PROBLEM REQUIREMENTS:
Print all of the lines exactly. Any picture among them stays out.

SOURCE MATERIAL:
....

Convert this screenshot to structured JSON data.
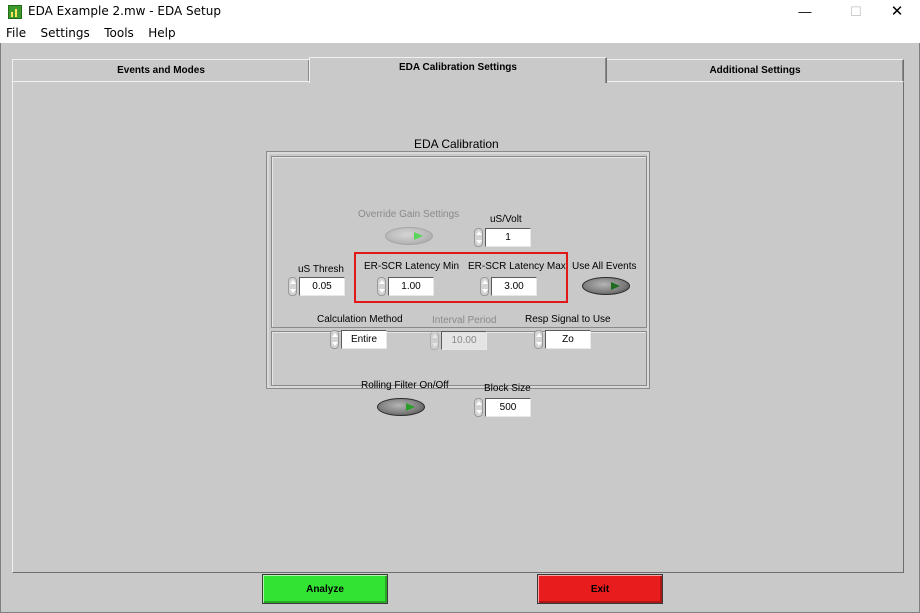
{
  "window": {
    "title": "EDA Example 2.mw - EDA Setup",
    "minimize": "—",
    "maximize": "☐",
    "close": "✕"
  },
  "menu": [
    "File",
    "Settings",
    "Tools",
    "Help"
  ],
  "tabs": [
    {
      "label": "Events and Modes",
      "selected": false
    },
    {
      "label": "EDA Calibration Settings",
      "selected": true
    },
    {
      "label": "Additional Settings",
      "selected": false
    }
  ],
  "calibration": {
    "title": "EDA Calibration",
    "override_gain": {
      "label": "Override Gain Settings",
      "enabled": false,
      "state": "on"
    },
    "us_volt": {
      "label": "uS/Volt",
      "value": "1"
    },
    "us_thresh": {
      "label": "uS Thresh",
      "value": "0.05"
    },
    "latency_min": {
      "label": "ER-SCR Latency Min",
      "value": "1.00"
    },
    "latency_max": {
      "label": "ER-SCR Latency Max",
      "value": "3.00"
    },
    "use_all_events": {
      "label": "Use All Events",
      "state": "on"
    },
    "calc_method": {
      "label": "Calculation  Method",
      "value": "Entire"
    },
    "interval_period": {
      "label": "Interval Period",
      "value": "10.00",
      "enabled": false
    },
    "resp_signal": {
      "label": "Resp Signal to Use",
      "value": "Zo"
    },
    "rolling_filter": {
      "label": "Rolling Filter On/Off",
      "state": "on"
    },
    "block_size": {
      "label": "Block Size",
      "value": "500"
    }
  },
  "buttons": {
    "analyze": "Analyze",
    "exit": "Exit"
  },
  "colors": {
    "panel_bg": "#c9c9c9",
    "analyze_bg": "#33e333",
    "exit_bg": "#e81c1c",
    "highlight": "#e01818"
  }
}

....

COMPLETED EXERCISE:
Convert this screenshot to structured JSON data.
{
  "window": {
    "title": "EDA Example 2.mw - EDA Setup",
    "minimize": "—",
    "maximize": "☐",
    "close": "✕"
  },
  "menu": [
    "File",
    "Settings",
    "Tools",
    "Help"
  ],
  "tabs": [
    {
      "label": "Events and Modes",
      "selected": false
    },
    {
      "label": "EDA Calibration Settings",
      "selected": true
    },
    {
      "label": "Additional Settings",
      "selected": false
    }
  ],
  "calibration": {
    "title": "EDA Calibration",
    "override_gain": {
      "label": "Override Gain Settings",
      "enabled": false,
      "state": "on"
    },
    "us_volt": {
      "label": "uS/Volt",
      "value": "1"
    },
    "us_thresh": {
      "label": "uS Thresh",
      "value": "0.05"
    },
    "latency_min": {
      "label": "ER-SCR Latency Min",
      "value": "1.00"
    },
    "latency_max": {
      "label": "ER-SCR Latency Max",
      "value": "3.00"
    },
    "use_all_events": {
      "label": "Use All Events",
      "state": "on"
    },
    "calc_method": {
      "label": "Calculation  Method",
      "value": "Entire"
    },
    "interval_period": {
      "label": "Interval Period",
      "value": "10.00",
      "enabled": false
    },
    "resp_signal": {
      "label": "Resp Signal to Use",
      "value": "Zo"
    },
    "rolling_filter": {
      "label": "Rolling Filter On/Off",
      "state": "on"
    },
    "block_size": {
      "label": "Block Size",
      "value": "500"
    }
  },
  "buttons": {
    "analyze": "Analyze",
    "exit": "Exit"
  },
  "colors": {
    "panel_bg": "#c9c9c9",
    "analyze_bg": "#33e333",
    "exit_bg": "#e81c1c",
    "highlight": "#e01818"
  }
}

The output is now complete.